> **What is being asked**:
Work through the records below and tally every line containing "Sovon". Reply with the total alone.

[Figure data in JSON]
----

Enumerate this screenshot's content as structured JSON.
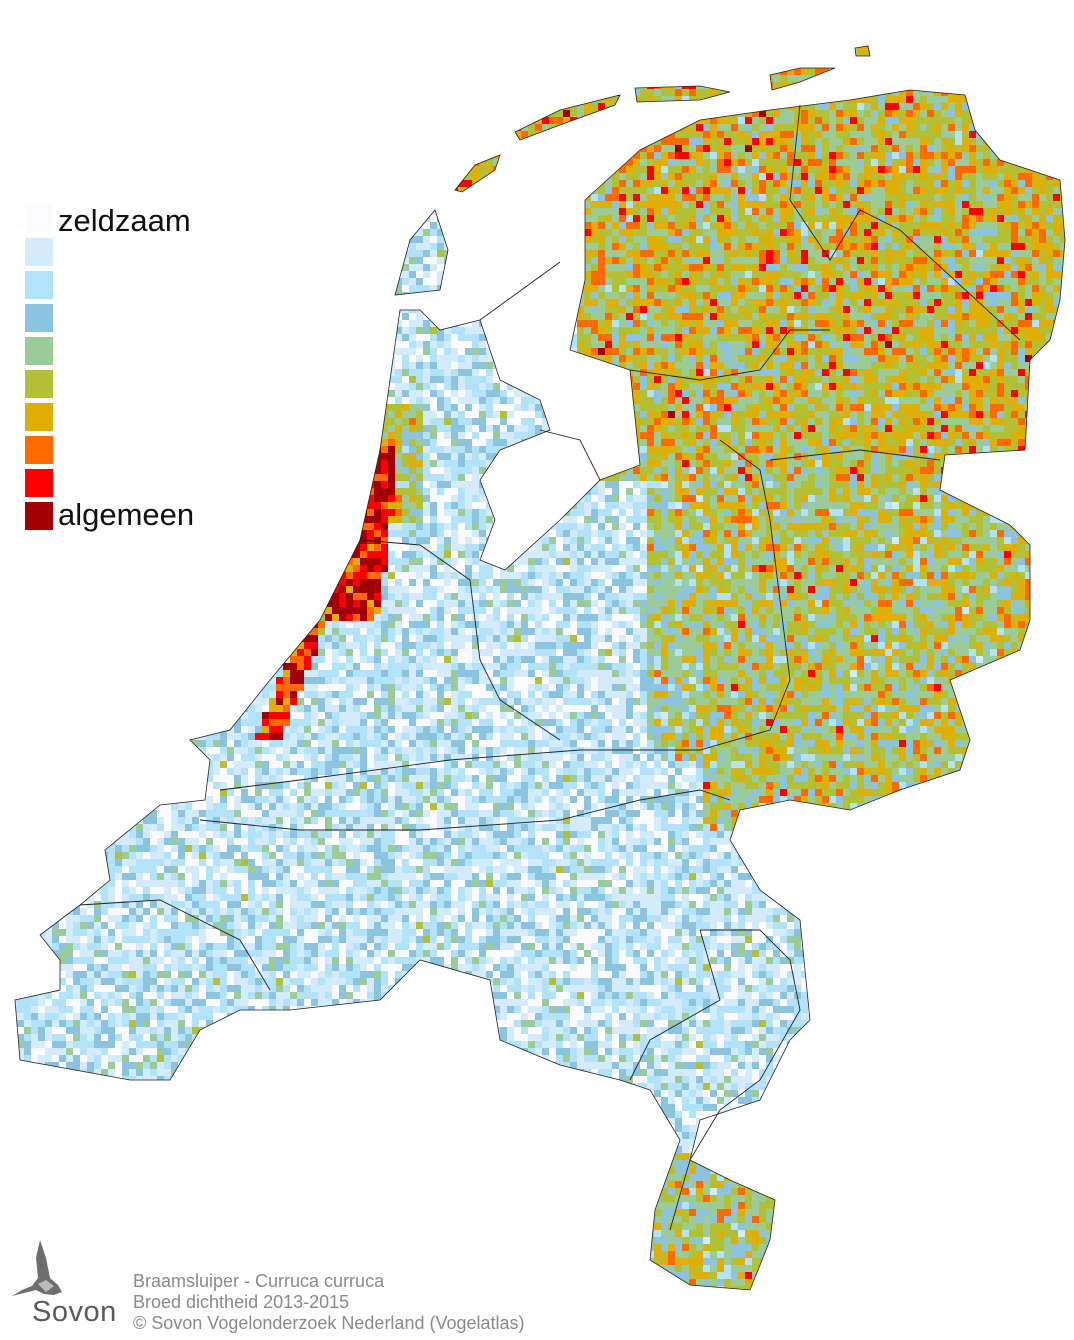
{
  "legend": {
    "classes": [
      {
        "color": "#fbfbff",
        "label": "zeldzaam"
      },
      {
        "color": "#d4ebfb",
        "label": ""
      },
      {
        "color": "#b3e2fb",
        "label": ""
      },
      {
        "color": "#8cc4e0",
        "label": ""
      },
      {
        "color": "#9acb98",
        "label": ""
      },
      {
        "color": "#b3c035",
        "label": ""
      },
      {
        "color": "#e0af05",
        "label": ""
      },
      {
        "color": "#ff6a00",
        "label": ""
      },
      {
        "color": "#ff0000",
        "label": ""
      },
      {
        "color": "#a10000",
        "label": "algemeen"
      }
    ],
    "low_label": "zeldzaam",
    "high_label": "algemeen"
  },
  "caption": {
    "species": "Braamsluiper - Curruca curruca",
    "subtitle": "Broed dichtheid 2013-2015",
    "copyright": "© Sovon Vogelonderzoek Nederland (Vogelatlas)"
  },
  "logo": {
    "text": "Sovon"
  },
  "map": {
    "border_color": "#111111"
  }
}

----

> **Correct result**:
2